▶ _WHAT YOU NEED TO DO_:
Extract from the listing each line in which the word "nedělní" appears.

▶ _MATERIAL PROVIDED_:
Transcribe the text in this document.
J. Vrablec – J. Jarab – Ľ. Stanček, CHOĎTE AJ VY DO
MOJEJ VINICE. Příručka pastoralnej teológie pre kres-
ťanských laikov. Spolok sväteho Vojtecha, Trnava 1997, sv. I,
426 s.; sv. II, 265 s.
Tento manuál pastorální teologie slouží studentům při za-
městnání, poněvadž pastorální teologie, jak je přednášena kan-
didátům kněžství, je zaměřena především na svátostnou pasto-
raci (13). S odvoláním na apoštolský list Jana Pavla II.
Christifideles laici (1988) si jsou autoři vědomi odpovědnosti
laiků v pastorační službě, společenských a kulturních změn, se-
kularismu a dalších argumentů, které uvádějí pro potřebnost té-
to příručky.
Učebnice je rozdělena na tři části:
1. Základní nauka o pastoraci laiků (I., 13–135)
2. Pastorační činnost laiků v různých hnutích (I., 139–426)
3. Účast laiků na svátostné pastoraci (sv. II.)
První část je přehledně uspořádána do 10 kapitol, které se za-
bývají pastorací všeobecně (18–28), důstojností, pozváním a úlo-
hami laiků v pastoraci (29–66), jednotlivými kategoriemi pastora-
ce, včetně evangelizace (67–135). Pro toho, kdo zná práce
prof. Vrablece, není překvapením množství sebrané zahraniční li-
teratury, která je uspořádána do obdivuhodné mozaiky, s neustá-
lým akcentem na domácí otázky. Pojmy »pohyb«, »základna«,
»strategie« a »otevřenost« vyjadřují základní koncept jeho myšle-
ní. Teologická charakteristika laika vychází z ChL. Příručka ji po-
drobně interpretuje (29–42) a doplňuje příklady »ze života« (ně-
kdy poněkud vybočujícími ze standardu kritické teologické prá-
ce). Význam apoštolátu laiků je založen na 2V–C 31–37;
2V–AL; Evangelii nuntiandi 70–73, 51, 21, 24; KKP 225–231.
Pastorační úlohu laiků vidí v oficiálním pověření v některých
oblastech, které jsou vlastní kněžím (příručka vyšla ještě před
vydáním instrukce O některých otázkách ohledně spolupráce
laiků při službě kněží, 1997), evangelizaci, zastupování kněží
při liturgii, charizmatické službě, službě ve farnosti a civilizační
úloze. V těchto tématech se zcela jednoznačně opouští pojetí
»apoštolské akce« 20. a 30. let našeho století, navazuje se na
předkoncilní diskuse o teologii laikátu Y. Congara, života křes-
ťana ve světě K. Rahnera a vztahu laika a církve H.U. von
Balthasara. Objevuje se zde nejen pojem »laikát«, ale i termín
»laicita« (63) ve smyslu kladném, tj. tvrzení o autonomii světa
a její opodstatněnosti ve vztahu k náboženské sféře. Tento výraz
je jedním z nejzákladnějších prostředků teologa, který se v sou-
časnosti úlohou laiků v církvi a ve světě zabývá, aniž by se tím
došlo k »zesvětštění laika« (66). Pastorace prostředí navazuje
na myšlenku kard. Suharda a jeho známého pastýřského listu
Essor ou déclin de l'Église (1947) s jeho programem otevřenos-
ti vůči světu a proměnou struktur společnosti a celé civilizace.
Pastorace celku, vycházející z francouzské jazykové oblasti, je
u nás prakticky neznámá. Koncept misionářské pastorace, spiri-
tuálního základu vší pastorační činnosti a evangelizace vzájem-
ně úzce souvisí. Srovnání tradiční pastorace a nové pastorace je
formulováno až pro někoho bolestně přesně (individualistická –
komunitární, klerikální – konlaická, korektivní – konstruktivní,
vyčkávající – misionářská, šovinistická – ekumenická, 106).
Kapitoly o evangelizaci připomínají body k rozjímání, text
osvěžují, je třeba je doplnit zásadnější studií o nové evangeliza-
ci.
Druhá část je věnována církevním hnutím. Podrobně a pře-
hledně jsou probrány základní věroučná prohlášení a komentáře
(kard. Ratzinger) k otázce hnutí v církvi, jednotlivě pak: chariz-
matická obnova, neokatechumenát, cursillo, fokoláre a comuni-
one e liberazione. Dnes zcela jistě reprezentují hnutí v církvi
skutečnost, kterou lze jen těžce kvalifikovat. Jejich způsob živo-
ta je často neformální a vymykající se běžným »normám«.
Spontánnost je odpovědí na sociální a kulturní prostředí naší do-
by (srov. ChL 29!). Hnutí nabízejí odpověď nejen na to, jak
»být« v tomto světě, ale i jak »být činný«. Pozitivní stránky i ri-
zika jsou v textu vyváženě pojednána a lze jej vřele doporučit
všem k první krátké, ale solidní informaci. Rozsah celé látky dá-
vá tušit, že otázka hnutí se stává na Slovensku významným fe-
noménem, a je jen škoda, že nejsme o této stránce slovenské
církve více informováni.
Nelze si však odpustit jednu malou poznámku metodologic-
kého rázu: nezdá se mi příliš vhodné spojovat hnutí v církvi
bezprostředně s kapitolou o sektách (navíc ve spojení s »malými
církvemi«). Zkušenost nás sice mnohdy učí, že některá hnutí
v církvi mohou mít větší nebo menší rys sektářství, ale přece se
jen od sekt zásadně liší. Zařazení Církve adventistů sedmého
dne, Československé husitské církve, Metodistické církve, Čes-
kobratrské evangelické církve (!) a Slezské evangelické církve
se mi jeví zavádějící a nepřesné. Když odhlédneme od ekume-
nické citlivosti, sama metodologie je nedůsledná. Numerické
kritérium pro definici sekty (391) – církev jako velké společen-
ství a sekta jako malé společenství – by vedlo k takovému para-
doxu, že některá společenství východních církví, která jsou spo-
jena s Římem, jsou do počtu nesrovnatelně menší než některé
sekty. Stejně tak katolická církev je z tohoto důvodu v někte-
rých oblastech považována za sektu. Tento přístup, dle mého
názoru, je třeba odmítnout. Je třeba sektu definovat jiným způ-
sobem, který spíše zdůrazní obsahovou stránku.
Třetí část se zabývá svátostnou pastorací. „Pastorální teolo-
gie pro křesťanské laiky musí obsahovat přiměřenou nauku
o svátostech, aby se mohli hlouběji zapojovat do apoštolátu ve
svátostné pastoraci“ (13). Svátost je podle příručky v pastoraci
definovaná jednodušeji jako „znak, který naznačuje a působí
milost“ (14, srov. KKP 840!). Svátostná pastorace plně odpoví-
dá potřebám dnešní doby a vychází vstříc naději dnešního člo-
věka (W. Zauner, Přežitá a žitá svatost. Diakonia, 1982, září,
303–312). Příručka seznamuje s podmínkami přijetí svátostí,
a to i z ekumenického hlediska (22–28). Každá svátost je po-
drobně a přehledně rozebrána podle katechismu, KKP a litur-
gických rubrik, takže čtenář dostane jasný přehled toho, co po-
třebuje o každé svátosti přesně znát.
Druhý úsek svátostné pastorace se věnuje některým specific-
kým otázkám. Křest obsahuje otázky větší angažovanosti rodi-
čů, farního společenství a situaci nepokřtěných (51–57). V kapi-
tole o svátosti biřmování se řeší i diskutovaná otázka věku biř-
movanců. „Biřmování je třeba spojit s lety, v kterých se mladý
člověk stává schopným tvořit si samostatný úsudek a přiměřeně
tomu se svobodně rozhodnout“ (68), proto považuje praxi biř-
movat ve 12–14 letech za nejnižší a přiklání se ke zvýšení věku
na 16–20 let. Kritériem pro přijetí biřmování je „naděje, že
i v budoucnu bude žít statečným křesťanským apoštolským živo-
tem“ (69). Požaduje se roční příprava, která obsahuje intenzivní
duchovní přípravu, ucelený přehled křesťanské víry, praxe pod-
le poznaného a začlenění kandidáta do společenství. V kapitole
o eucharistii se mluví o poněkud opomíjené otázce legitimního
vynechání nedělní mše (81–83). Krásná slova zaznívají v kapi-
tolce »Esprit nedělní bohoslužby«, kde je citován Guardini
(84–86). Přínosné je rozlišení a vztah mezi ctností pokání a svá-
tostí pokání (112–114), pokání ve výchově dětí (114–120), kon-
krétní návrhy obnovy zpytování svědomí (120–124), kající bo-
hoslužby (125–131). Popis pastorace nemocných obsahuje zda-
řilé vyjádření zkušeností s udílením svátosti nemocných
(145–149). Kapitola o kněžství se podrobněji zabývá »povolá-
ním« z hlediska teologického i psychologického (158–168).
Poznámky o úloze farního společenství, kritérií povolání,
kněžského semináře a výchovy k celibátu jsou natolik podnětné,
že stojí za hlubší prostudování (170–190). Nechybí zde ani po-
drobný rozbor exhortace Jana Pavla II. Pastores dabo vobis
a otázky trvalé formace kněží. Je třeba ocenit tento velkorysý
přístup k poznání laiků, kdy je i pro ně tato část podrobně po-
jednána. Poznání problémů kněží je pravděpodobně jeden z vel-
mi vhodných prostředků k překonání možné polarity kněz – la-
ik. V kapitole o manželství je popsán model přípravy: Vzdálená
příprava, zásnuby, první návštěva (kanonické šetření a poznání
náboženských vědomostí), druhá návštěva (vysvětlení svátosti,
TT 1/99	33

▶ _RESPONSE_:
vynechání nedělní mše (81–83). Krásná slova zaznívají v kapi-
tolce »Esprit nedělní bohoslužby«, kde je citován Guardini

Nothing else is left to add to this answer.